Report how many lines of the records below include the word "لورش". Give nothing but the number.

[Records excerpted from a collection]
....
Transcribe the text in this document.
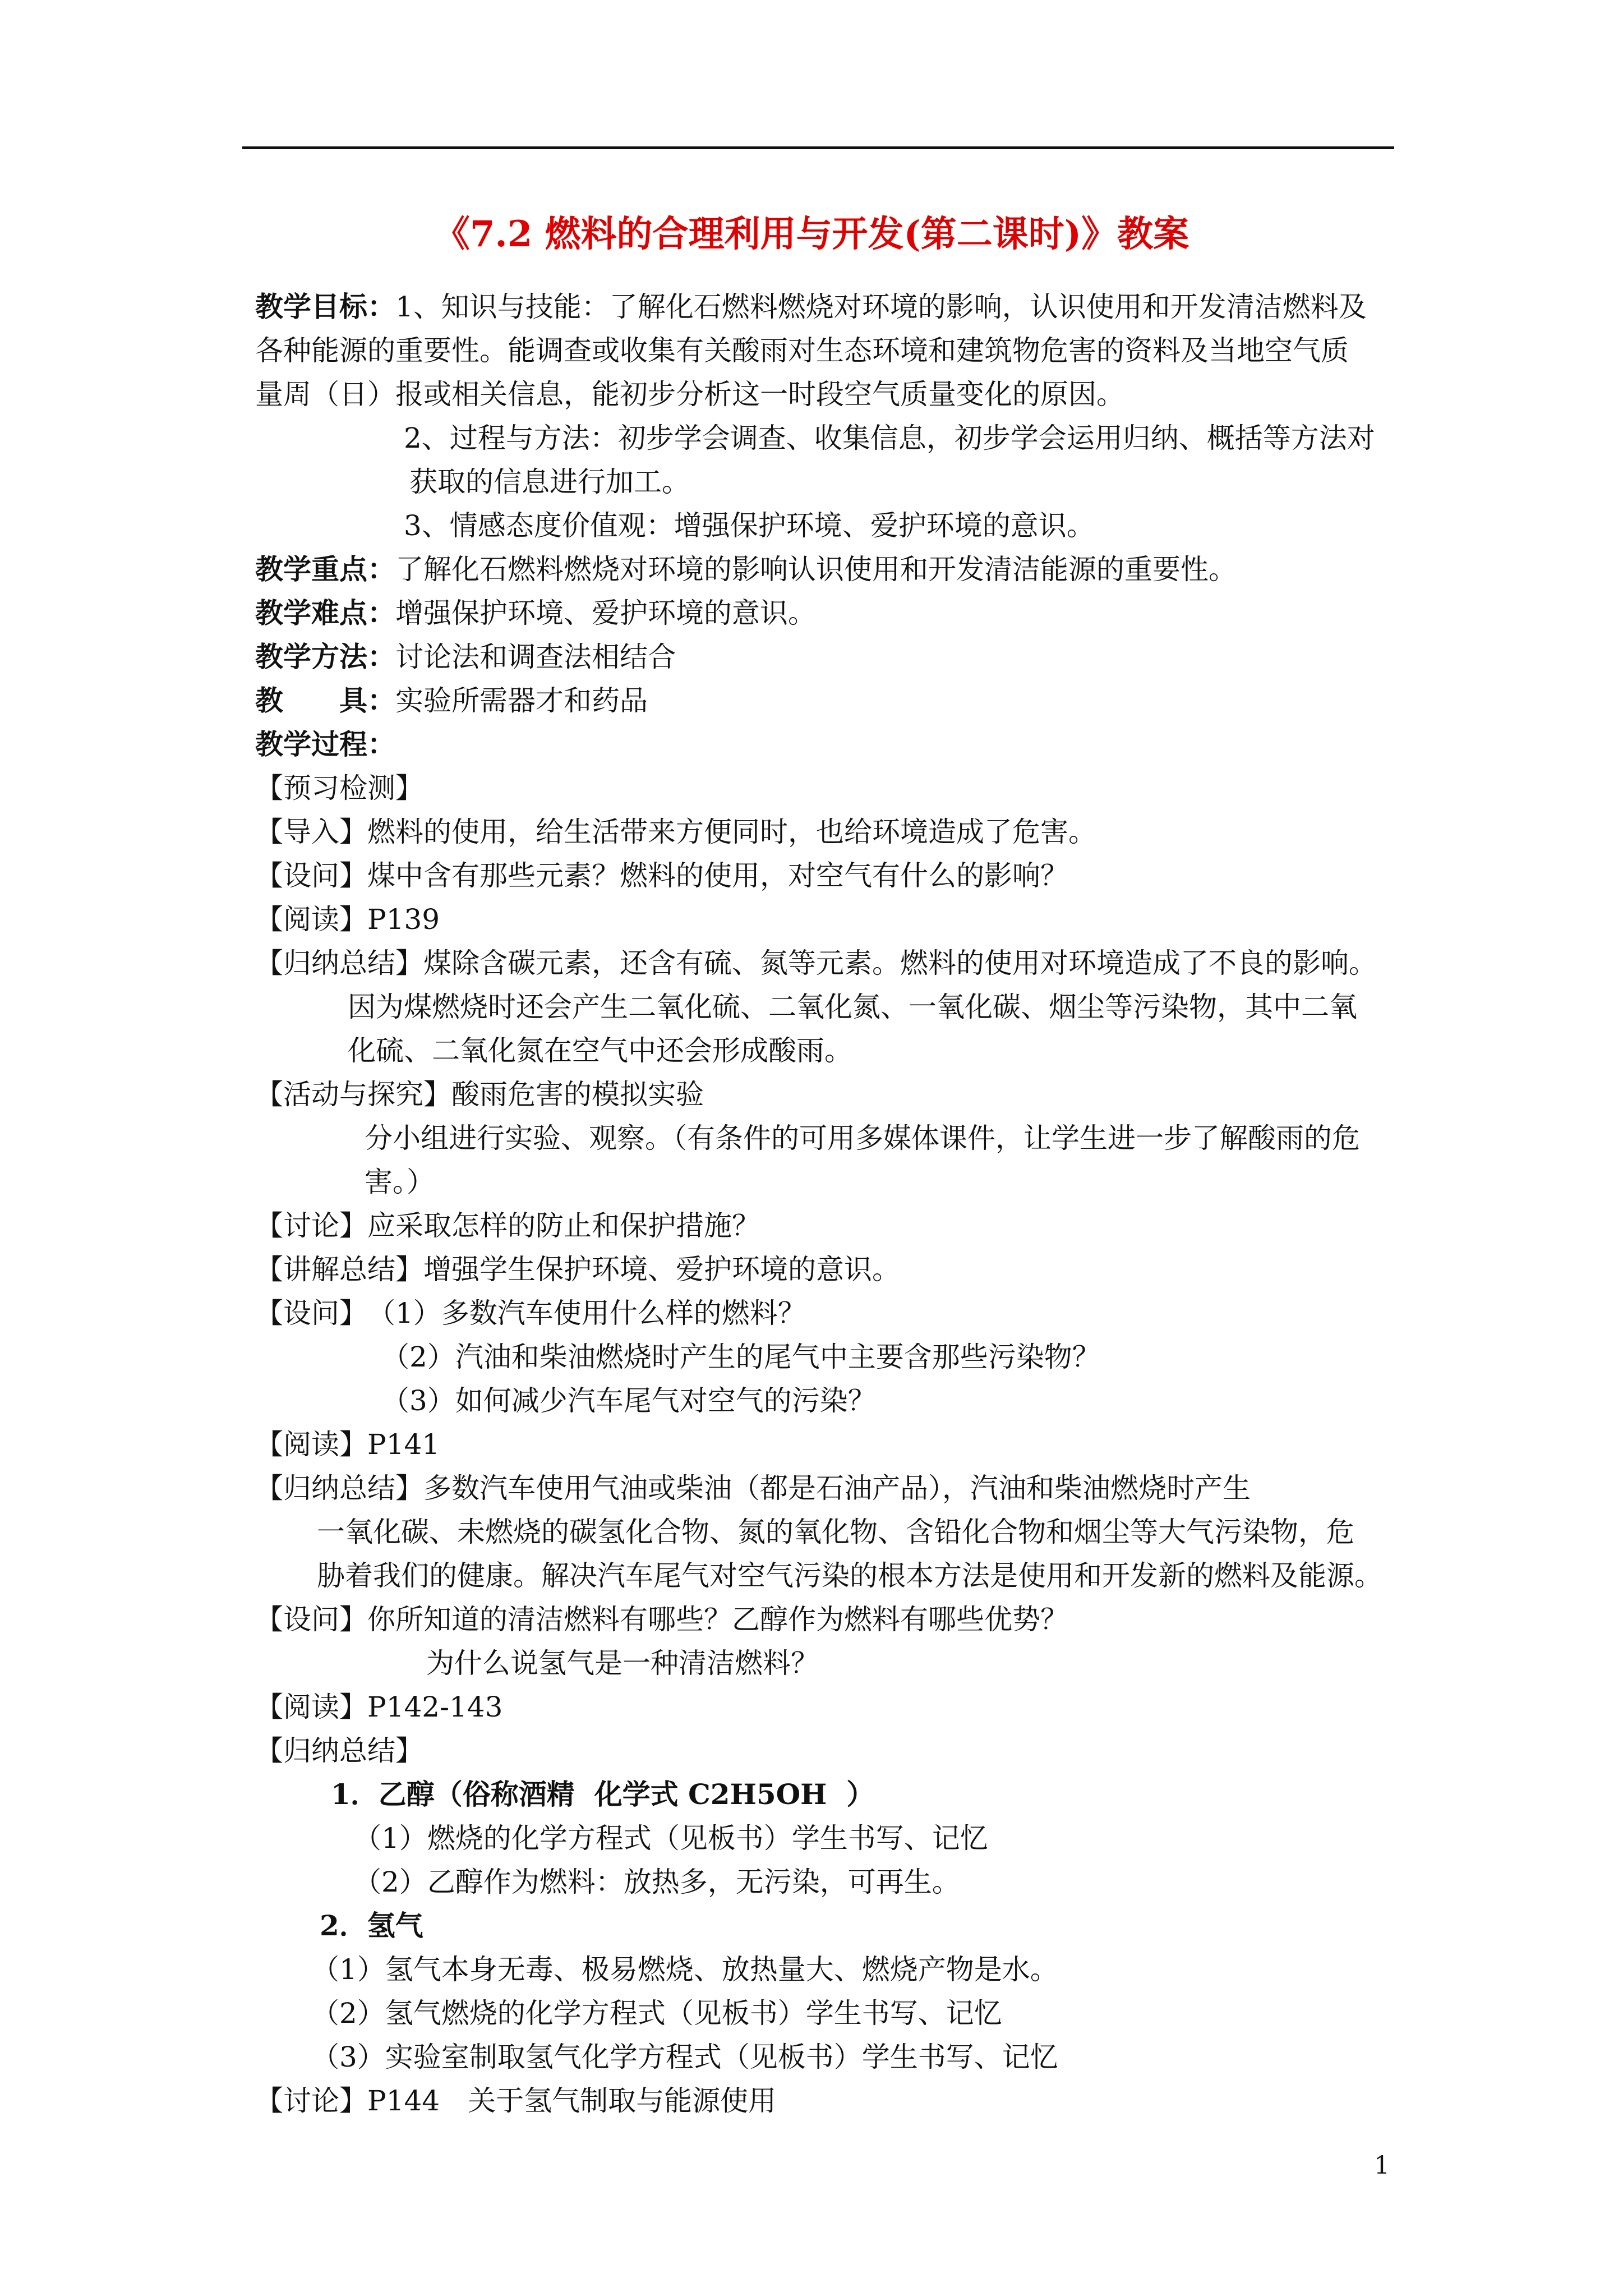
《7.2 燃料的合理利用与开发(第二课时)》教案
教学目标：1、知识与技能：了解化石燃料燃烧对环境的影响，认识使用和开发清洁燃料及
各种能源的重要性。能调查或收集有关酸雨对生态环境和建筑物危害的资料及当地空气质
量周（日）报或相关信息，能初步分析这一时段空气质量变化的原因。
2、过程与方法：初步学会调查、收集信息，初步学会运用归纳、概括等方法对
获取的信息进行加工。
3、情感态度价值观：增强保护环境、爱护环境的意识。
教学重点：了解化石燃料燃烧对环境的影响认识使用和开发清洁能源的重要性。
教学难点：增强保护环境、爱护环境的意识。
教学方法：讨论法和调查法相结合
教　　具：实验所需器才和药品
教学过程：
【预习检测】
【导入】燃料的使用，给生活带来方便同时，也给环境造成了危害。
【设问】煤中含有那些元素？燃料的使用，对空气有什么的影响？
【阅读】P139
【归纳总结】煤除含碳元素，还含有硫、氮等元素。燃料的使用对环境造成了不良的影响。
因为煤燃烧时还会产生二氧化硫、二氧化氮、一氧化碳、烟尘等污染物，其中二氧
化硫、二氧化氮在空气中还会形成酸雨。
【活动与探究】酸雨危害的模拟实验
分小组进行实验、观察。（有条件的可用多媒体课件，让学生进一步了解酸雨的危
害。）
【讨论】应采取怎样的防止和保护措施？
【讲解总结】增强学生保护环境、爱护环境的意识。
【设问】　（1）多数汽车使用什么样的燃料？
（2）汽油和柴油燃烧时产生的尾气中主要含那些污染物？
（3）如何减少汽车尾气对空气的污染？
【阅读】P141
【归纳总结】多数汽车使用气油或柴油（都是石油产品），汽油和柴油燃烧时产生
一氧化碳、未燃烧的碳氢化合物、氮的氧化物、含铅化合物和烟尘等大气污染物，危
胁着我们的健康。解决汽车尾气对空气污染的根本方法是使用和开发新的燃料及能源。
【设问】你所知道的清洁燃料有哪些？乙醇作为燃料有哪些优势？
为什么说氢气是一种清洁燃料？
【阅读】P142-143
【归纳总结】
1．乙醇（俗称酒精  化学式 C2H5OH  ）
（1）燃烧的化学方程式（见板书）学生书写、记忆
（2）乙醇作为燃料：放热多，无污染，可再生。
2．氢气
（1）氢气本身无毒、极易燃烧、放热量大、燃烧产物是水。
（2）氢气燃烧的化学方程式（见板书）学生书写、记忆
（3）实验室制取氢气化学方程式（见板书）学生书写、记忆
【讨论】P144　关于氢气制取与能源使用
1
....
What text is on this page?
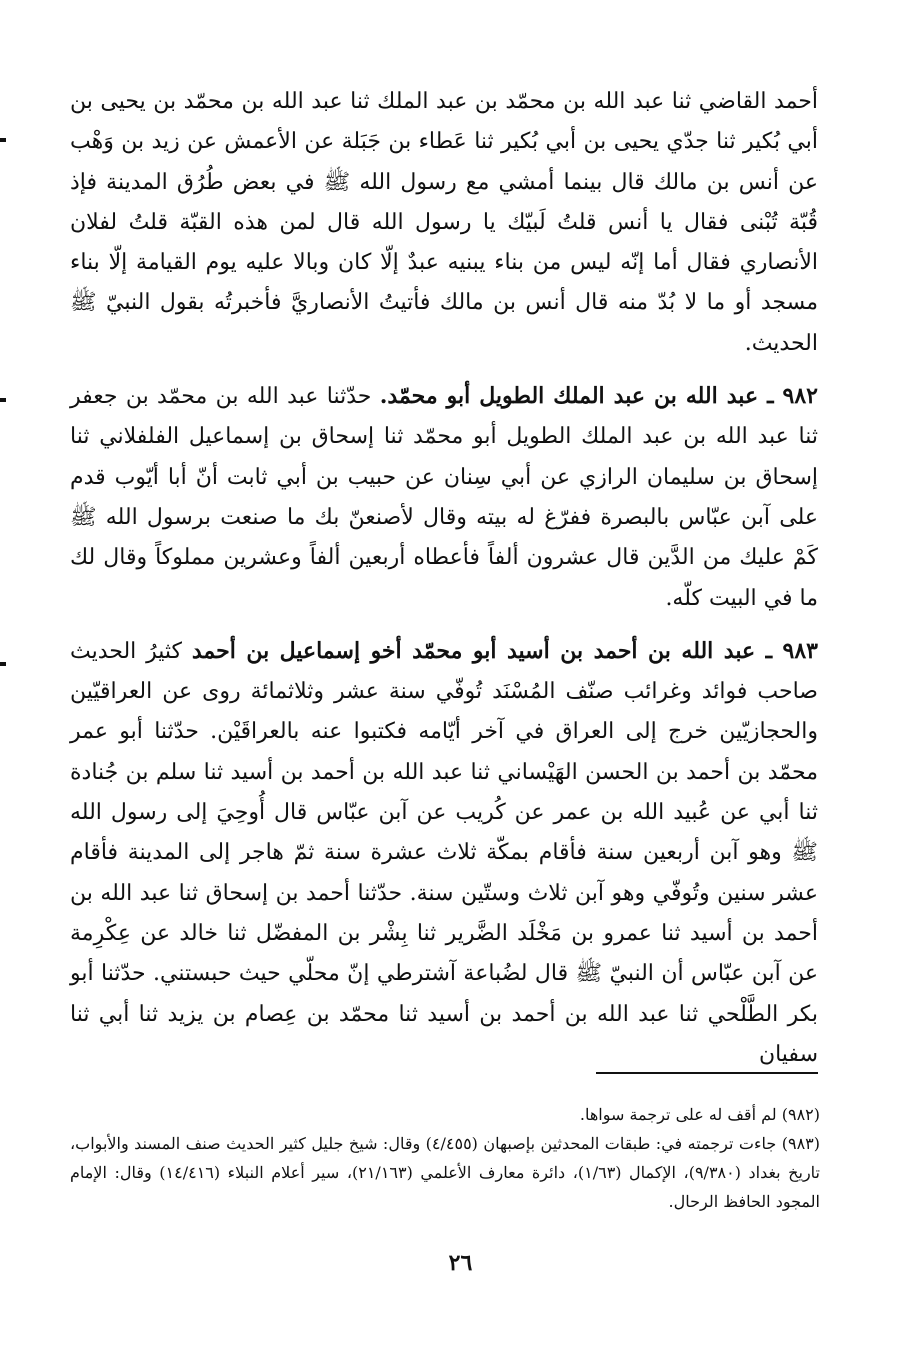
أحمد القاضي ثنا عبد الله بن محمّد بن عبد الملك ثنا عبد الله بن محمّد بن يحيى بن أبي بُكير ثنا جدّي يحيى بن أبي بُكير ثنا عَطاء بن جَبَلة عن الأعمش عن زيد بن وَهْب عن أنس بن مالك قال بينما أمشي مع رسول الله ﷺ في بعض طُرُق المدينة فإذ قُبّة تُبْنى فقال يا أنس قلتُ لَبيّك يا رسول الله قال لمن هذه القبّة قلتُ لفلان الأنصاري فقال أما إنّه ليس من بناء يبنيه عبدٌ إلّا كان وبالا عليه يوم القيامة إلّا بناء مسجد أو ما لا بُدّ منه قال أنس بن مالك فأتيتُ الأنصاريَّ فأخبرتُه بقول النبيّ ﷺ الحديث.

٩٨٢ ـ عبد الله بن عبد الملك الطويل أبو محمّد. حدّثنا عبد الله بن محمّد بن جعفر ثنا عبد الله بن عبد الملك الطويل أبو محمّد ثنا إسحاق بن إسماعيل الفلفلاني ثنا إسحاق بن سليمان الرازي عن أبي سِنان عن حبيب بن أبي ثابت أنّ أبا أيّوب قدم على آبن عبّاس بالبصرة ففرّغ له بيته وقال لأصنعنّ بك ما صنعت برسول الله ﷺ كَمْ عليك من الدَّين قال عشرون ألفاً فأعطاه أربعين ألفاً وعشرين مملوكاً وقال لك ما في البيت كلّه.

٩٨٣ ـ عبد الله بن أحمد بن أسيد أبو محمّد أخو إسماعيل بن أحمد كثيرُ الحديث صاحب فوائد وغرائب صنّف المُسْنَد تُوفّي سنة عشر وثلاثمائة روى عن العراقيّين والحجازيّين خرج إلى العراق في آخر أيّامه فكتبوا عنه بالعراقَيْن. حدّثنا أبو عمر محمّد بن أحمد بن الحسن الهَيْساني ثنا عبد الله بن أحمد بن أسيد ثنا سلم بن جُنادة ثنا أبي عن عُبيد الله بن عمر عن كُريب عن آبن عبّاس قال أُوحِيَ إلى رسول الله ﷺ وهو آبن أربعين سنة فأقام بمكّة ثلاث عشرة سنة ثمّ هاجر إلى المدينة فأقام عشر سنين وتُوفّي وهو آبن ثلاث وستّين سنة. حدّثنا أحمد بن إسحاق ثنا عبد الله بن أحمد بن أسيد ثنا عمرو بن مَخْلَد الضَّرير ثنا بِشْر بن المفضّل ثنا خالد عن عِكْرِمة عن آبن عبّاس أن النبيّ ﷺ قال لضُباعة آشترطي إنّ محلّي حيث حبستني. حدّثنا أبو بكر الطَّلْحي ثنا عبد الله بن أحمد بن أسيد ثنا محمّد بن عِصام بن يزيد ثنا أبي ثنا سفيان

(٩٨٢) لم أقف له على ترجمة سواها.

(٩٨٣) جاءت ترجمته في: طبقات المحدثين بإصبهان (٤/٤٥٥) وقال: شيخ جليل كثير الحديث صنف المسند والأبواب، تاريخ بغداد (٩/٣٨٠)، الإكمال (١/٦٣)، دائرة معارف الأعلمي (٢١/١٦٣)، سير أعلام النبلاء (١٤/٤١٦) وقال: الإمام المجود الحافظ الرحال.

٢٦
....
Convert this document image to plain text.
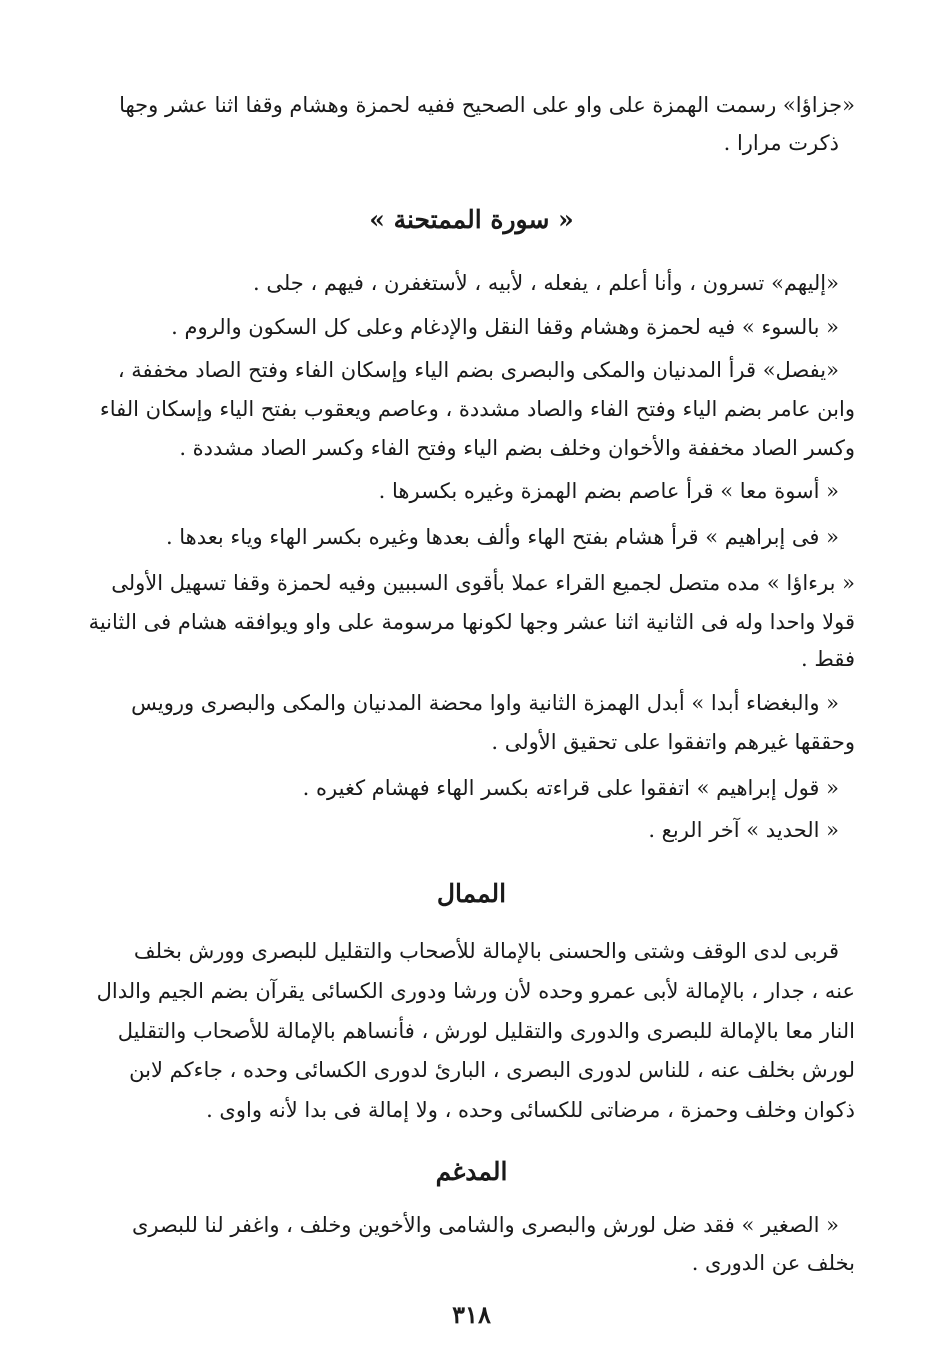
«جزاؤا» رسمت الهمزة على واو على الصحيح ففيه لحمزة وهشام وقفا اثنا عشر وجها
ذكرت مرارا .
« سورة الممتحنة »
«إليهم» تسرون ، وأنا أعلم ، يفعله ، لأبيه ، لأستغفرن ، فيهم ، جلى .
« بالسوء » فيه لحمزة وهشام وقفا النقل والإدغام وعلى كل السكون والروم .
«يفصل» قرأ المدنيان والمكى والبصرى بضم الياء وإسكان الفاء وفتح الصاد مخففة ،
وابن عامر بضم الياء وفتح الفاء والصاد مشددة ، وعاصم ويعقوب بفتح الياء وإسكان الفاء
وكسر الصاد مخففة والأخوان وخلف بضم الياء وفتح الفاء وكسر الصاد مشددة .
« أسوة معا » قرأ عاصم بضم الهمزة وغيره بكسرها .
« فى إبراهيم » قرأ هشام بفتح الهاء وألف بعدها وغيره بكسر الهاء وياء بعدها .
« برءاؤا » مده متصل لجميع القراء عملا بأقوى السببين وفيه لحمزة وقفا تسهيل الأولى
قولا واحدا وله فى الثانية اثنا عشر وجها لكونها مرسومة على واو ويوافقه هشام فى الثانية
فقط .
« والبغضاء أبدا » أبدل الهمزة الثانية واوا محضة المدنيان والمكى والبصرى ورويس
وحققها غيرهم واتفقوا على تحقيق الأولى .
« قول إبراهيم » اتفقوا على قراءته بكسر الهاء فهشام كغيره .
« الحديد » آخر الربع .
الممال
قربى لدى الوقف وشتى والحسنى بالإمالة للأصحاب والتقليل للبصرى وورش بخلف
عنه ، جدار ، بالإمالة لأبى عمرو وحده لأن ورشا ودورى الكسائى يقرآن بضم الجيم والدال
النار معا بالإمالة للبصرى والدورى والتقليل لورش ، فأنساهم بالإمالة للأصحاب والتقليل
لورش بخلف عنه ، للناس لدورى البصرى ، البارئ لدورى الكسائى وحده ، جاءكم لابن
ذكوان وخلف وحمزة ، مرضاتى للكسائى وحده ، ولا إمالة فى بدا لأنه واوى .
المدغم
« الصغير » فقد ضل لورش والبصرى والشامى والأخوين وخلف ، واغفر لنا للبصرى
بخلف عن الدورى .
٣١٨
....
• Written reply
3